• **GOAL**:
Convert every line of the entries below into a numbered list, and leave out any blank lines.

━━━━━━━━

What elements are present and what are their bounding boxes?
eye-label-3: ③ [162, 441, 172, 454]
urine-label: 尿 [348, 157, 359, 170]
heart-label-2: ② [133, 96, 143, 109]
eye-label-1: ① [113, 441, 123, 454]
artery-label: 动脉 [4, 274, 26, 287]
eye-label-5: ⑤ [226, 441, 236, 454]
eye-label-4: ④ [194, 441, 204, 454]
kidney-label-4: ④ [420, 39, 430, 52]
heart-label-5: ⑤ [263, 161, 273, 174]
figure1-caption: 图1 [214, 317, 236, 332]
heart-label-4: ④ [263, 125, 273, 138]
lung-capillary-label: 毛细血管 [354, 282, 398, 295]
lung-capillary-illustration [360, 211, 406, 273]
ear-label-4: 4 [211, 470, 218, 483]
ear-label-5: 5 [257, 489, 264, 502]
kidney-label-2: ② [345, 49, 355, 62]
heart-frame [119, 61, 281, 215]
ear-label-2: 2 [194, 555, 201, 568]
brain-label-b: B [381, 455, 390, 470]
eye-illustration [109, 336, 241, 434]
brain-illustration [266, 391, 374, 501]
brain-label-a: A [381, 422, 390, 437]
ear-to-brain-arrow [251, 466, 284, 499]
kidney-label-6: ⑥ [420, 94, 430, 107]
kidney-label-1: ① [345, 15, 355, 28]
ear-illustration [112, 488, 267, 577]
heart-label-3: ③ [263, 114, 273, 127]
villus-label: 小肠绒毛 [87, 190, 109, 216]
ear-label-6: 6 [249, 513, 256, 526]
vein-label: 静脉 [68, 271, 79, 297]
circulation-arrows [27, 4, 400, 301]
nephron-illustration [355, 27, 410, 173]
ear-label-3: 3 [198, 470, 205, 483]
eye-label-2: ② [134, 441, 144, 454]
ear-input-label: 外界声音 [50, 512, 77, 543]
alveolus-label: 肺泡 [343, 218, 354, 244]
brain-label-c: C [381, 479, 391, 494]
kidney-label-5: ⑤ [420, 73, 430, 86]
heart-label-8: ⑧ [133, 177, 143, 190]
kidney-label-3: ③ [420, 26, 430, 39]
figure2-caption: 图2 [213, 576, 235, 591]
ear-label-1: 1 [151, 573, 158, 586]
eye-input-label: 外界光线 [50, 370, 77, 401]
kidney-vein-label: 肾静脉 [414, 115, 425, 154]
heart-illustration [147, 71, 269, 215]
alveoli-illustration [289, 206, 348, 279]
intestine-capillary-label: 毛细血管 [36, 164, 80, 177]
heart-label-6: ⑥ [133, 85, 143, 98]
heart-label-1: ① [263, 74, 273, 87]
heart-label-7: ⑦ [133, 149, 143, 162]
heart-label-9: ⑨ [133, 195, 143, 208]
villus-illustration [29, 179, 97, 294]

━━━━━━━━

• **EXPECTED ANSWER**:
1. What elements are present and what are their bounding boxes?
2. eye-label-3: ③ [162, 441, 172, 454]
3. urine-label: 尿 [348, 157, 359, 170]
4. heart-label-2: ② [133, 96, 143, 109]
5. eye-label-1: ① [113, 441, 123, 454]
6. artery-label: 动脉 [4, 274, 26, 287]
7. eye-label-5: ⑤ [226, 441, 236, 454]
8. eye-label-4: ④ [194, 441, 204, 454]
9. kidney-label-4: ④ [420, 39, 430, 52]
10. heart-label-5: ⑤ [263, 161, 273, 174]
11. figure1-caption: 图1 [214, 317, 236, 332]
12. heart-label-4: ④ [263, 125, 273, 138]
13. lung-capillary-label: 毛细血管 [354, 282, 398, 295]
14. lung-capillary-illustration [360, 211, 406, 273]
15. ear-label-4: 4 [211, 470, 218, 483]
16. ear-label-5: 5 [257, 489, 264, 502]
17. kidney-label-2: ② [345, 49, 355, 62]
18. heart-frame [119, 61, 281, 215]
19. ear-label-2: 2 [194, 555, 201, 568]
20. brain-label-b: B [381, 455, 390, 470]
21. eye-illustration [109, 336, 241, 434]
22. brain-illustration [266, 391, 374, 501]
23. brain-label-a: A [381, 422, 390, 437]
24. ear-to-brain-arrow [251, 466, 284, 499]
25. kidney-label-6: ⑥ [420, 94, 430, 107]
26. kidney-label-1: ① [345, 15, 355, 28]
27. ear-illustration [112, 488, 267, 577]
28. heart-label-3: ③ [263, 114, 273, 127]
29. villus-label: 小肠绒毛 [87, 190, 109, 216]
30. ear-label-6: 6 [249, 513, 256, 526]
31. vein-label: 静脉 [68, 271, 79, 297]
32. circulation-arrows [27, 4, 400, 301]
33. nephron-illustration [355, 27, 410, 173]
34. ear-label-3: 3 [198, 470, 205, 483]
35. eye-label-2: ② [134, 441, 144, 454]
36. ear-input-label: 外界声音 [50, 512, 77, 543]
37. alveolus-label: 肺泡 [343, 218, 354, 244]
38. brain-label-c: C [381, 479, 391, 494]
39. kidney-label-5: ⑤ [420, 73, 430, 86]
40. heart-label-8: ⑧ [133, 177, 143, 190]
41. kidney-label-3: ③ [420, 26, 430, 39]
42. figure2-caption: 图2 [213, 576, 235, 591]
43. ear-label-1: 1 [151, 573, 158, 586]
44. eye-input-label: 外界光线 [50, 370, 77, 401]
45. kidney-vein-label: 肾静脉 [414, 115, 425, 154]
46. heart-illustration [147, 71, 269, 215]
47. alveoli-illustration [289, 206, 348, 279]
48. intestine-capillary-label: 毛细血管 [36, 164, 80, 177]
49. heart-label-6: ⑥ [133, 85, 143, 98]
50. heart-label-1: ① [263, 74, 273, 87]
51. heart-label-7: ⑦ [133, 149, 143, 162]
52. heart-label-9: ⑨ [133, 195, 143, 208]
53. villus-illustration [29, 179, 97, 294]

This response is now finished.